Swiss Embroideries, Broderies Suisses, St. Galler Stickereien

Textilmuseum St.Gallen

from 13 April 2007, permanent exhibition


   
  1. St. Gallen's couture designer collection
Latest fashion show by Akris at the Paris Prêt-à-Porter Week.
2007/08 Winter Collection.
St.Gallen is delighted by the success of Akris, the only Swiss fashion label to present its collection at the official Prêt-à-Porter shows in Paris twice a year. Ever since October 2004, Akris has shown its new creations to the fashion press, large-scale customers and VIPs from the fashion world in the Carrousel du Louvre. The looks that are paraded on the catwalk there provide a glimpse of the future: they are next year's fashion.
In May 1999, Akris was elected a member of the Fédération Française de la Couture du Prêt-à-Porter des Couturiers et des Créateurs de Mode. This honour has only been awarded to a few non-French fashion designers, such as Dries van Noten, Vivienne Westwood, Issey Miyake, Valentino - and Akris.

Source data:
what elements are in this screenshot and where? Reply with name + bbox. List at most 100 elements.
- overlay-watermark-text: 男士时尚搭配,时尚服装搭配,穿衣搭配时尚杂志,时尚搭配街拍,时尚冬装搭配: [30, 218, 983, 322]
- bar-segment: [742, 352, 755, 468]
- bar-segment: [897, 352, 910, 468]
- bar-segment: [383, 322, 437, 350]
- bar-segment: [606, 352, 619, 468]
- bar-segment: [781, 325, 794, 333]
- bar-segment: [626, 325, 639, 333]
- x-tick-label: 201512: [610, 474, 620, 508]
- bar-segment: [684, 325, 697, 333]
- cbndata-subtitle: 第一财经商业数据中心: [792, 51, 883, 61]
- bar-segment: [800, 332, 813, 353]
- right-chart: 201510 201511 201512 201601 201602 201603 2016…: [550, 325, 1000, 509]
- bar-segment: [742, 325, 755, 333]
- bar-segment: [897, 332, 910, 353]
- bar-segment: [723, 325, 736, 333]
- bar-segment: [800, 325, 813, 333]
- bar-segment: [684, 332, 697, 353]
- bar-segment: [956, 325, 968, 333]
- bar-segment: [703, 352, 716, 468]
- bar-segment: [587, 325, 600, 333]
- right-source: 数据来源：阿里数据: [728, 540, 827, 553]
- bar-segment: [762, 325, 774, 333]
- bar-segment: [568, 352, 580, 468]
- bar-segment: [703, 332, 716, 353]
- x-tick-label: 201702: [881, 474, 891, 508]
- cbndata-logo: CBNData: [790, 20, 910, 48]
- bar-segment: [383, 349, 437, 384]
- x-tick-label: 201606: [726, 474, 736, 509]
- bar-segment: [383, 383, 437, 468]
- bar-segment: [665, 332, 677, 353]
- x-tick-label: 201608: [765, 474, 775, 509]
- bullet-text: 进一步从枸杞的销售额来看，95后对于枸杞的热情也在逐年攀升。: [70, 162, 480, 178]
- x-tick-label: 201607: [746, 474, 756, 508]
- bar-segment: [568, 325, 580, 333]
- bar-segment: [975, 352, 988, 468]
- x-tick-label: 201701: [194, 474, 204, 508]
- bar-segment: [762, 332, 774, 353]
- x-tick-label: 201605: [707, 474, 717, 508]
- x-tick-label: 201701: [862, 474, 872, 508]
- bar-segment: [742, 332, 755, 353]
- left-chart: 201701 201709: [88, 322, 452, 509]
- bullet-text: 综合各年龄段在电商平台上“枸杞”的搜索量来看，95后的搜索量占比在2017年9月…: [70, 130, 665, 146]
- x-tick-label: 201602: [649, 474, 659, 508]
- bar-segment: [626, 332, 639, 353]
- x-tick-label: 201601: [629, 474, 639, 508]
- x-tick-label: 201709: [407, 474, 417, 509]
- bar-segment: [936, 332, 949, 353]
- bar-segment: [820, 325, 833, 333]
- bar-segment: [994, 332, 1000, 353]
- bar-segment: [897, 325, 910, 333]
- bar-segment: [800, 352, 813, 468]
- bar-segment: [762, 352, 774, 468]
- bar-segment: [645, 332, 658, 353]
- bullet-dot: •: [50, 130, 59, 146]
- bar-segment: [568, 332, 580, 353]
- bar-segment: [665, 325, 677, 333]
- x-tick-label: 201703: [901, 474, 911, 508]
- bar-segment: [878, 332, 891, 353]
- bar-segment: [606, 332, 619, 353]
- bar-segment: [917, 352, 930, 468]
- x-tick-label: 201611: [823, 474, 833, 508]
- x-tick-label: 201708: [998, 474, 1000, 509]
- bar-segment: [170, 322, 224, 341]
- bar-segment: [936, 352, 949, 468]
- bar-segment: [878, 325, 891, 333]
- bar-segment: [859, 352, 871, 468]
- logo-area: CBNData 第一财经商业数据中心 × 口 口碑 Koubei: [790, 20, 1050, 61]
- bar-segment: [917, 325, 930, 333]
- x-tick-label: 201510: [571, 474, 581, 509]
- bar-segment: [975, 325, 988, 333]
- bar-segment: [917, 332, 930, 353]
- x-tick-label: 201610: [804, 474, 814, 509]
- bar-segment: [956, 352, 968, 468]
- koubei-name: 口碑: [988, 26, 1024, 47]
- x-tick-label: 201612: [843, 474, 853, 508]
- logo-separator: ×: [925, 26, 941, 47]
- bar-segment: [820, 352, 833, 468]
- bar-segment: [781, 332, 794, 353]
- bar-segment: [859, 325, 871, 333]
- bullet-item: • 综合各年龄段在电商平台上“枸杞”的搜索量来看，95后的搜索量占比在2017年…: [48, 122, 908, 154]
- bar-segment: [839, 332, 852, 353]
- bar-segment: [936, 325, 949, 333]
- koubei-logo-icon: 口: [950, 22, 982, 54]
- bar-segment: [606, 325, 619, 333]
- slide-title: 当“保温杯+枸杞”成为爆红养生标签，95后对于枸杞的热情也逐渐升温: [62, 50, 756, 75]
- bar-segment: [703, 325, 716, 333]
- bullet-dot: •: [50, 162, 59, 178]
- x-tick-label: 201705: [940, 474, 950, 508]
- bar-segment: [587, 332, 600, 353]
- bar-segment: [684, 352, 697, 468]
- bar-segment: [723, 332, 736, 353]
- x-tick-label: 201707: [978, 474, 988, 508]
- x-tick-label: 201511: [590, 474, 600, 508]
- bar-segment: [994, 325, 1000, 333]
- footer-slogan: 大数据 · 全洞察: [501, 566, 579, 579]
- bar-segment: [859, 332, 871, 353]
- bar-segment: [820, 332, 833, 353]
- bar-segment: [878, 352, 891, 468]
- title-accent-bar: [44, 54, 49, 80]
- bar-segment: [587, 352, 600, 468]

* * *

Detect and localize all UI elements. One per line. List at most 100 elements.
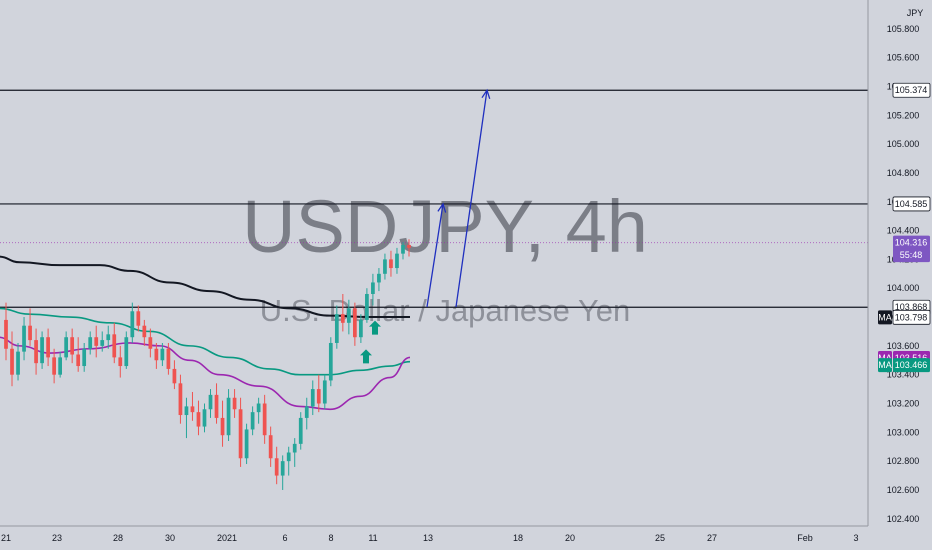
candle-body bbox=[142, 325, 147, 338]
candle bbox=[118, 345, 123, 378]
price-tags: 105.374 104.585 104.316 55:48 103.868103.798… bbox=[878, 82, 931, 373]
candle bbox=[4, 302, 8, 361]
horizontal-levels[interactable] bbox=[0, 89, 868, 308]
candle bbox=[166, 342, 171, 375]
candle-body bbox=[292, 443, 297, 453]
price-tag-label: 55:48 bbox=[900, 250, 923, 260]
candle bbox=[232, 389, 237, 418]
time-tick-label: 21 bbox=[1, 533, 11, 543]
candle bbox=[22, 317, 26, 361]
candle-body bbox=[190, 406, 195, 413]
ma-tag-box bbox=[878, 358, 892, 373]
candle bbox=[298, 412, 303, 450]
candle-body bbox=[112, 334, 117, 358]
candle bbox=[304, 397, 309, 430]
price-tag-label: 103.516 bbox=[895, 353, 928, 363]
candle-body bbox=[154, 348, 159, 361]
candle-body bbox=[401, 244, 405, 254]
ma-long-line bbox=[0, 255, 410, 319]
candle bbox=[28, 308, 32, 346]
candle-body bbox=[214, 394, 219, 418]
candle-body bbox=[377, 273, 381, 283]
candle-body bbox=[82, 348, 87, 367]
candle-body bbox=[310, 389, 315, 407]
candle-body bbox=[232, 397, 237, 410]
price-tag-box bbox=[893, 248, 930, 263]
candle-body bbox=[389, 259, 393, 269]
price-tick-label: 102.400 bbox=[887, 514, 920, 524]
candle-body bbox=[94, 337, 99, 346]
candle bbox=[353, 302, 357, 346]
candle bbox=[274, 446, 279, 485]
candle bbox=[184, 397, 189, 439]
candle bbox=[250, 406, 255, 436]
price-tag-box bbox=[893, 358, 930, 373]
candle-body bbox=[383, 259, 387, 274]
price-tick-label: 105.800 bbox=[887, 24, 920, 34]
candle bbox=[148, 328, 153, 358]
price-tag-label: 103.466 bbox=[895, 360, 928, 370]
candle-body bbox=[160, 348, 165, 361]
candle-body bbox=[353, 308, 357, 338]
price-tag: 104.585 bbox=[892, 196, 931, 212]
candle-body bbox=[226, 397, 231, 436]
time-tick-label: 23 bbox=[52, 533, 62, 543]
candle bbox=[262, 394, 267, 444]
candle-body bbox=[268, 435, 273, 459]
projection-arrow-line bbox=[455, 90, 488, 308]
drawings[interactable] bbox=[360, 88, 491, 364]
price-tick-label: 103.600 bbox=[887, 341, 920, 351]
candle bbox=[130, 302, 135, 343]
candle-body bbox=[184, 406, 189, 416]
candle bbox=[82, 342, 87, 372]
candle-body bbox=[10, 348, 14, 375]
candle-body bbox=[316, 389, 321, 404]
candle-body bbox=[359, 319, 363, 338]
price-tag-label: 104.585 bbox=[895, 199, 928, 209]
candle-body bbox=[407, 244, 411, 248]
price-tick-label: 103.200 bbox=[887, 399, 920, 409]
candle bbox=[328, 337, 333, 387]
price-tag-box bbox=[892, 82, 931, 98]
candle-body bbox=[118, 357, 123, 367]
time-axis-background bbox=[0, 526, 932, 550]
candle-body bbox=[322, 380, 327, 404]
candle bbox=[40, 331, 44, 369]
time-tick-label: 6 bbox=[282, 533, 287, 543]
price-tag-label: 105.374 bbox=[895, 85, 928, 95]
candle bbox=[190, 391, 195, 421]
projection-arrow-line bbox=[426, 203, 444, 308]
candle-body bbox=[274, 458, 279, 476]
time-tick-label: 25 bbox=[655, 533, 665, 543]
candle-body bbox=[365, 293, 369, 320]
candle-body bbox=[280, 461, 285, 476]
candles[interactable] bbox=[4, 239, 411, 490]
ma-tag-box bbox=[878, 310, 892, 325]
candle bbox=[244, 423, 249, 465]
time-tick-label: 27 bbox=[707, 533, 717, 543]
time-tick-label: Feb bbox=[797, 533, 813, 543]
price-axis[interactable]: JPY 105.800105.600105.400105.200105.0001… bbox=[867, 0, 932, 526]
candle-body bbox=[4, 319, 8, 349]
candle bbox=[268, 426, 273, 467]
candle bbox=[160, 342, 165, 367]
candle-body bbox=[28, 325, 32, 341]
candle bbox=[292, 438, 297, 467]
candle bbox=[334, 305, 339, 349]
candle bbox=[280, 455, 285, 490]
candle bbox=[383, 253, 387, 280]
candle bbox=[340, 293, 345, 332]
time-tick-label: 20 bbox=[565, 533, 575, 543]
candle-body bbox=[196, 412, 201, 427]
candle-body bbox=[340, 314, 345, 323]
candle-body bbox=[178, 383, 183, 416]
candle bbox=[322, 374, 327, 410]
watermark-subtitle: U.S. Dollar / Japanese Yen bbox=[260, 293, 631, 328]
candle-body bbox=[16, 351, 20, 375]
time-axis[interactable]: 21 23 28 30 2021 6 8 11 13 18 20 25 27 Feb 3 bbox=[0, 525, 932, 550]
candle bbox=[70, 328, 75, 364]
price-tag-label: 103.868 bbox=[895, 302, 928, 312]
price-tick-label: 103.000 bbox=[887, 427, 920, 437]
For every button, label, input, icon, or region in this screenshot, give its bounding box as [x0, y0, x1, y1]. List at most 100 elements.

Written request => Copy the Textilmuseum St.Gallen exhibition text above in full, word for word.

Response =>
Swiss Embroideries, Broderies Suisses, St. Galler Stickereien

Textilmuseum St.Gallen

from 13 April 2007, permanent exhibition


   
  1. St. Gallen's couture designer collection
Latest fashion show by Akris at the Paris Prêt-à-Porter Week.
2007/08 Winter Collection.
St.Gallen is delighted by the success of Akris, the only Swiss fashion label to present its collection at the official Prêt-à-Porter shows in Paris twice a year. Ever since October 2004, Akris has shown its new creations to the fashion press, large-scale customers and VIPs from the fashion world in the Carrousel du Louvre. The looks that are paraded on the catwalk there provide a glimpse of the future: they are next year's fashion.
In May 1999, Akris was elected a member of the Fédération Française de la Couture du Prêt-à-Porter des Couturiers et des Créateurs de Mode. This honour has only been awarded to a few non-French fashion designers, such as Dries van Noten, Vivienne Westwood, Issey Miyake, Valentino - and Akris.